Task instructions: Lines that contain the string "kadar" are to be copied; leave out all others.

## Begin Dataset extract

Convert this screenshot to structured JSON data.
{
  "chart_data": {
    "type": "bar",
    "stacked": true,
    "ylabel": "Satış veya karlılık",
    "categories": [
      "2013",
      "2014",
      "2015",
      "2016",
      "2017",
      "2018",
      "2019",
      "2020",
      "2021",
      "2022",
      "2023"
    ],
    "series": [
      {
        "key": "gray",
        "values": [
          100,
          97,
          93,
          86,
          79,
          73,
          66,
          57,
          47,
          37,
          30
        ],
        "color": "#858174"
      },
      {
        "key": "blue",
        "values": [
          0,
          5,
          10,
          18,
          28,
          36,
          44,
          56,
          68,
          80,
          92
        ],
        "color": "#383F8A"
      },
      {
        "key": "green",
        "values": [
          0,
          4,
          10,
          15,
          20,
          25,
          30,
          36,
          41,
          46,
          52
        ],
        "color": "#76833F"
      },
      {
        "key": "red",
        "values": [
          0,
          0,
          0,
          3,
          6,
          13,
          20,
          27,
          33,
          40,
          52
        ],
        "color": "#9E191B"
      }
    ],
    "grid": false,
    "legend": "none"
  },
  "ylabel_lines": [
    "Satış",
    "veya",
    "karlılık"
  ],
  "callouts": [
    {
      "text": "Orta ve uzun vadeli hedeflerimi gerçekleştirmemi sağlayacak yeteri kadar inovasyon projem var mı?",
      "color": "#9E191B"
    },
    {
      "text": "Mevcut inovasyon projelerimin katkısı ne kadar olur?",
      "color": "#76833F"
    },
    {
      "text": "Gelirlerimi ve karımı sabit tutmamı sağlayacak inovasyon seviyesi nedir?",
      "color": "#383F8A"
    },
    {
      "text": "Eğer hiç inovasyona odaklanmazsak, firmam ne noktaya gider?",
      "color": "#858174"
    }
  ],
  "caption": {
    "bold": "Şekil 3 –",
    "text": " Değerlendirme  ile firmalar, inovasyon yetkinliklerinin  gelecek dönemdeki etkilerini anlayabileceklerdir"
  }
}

## End Dataset extract

Correct answer:
      "text": "Orta ve uzun vadeli hedeflerimi gerçekleştirmemi sağlayacak yeteri kadar inovasyon projem var mı?",
      "text": "Mevcut inovasyon projelerimin katkısı ne kadar olur?",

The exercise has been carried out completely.